Aim of the exercise:
Identify every line in the records below that contains the word "plot", and reproduce each one.

:::::

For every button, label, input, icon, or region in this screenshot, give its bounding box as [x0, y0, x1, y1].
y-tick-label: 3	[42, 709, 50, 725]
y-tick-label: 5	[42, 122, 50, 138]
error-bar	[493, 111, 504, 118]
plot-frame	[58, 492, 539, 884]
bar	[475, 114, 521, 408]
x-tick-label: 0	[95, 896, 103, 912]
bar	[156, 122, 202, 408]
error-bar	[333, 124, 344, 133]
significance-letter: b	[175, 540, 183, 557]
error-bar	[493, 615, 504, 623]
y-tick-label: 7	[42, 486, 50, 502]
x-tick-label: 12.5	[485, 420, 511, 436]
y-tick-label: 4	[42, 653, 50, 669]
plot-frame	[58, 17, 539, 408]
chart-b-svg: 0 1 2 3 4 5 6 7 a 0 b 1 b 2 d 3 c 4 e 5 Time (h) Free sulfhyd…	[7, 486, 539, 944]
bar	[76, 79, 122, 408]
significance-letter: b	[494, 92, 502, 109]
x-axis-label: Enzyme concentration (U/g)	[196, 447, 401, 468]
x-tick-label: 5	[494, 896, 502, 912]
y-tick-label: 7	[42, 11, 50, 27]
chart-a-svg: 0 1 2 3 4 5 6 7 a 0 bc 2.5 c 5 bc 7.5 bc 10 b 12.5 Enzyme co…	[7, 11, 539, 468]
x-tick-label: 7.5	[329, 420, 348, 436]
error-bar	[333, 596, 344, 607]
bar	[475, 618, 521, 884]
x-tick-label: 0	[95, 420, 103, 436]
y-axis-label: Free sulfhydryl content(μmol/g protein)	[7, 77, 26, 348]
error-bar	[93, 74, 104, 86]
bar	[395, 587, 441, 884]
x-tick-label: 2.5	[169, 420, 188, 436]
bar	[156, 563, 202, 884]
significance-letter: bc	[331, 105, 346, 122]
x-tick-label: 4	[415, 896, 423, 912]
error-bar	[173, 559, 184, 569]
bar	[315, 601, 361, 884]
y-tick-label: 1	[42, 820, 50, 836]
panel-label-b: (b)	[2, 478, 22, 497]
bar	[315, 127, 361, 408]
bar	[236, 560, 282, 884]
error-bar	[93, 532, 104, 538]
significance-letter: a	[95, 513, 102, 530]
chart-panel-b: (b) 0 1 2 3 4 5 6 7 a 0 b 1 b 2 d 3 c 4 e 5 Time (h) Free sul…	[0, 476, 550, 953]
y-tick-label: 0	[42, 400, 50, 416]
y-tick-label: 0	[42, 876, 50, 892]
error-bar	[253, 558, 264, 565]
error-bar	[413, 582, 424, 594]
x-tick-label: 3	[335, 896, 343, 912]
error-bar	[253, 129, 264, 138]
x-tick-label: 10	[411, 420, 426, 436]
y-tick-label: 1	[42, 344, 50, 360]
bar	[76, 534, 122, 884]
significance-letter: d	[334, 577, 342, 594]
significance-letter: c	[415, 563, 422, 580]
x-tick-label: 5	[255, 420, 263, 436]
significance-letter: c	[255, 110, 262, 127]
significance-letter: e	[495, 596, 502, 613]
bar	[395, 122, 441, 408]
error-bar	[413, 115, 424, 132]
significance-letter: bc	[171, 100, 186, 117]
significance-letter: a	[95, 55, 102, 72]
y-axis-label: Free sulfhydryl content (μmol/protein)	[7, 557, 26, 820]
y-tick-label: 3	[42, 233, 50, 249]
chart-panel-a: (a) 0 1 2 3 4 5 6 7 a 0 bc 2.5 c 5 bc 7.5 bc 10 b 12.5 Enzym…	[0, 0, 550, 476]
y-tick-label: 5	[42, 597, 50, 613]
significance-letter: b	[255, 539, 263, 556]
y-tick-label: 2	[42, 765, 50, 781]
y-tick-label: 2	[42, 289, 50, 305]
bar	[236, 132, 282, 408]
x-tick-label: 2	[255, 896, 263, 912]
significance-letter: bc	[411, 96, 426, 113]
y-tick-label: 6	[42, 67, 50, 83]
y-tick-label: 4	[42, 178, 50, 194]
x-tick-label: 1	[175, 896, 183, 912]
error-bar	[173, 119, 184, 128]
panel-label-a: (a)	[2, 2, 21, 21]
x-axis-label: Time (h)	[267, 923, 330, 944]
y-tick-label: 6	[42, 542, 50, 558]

:::::

Solution to the problem:
plot-frame	[58, 492, 539, 884]
plot-frame	[58, 17, 539, 408]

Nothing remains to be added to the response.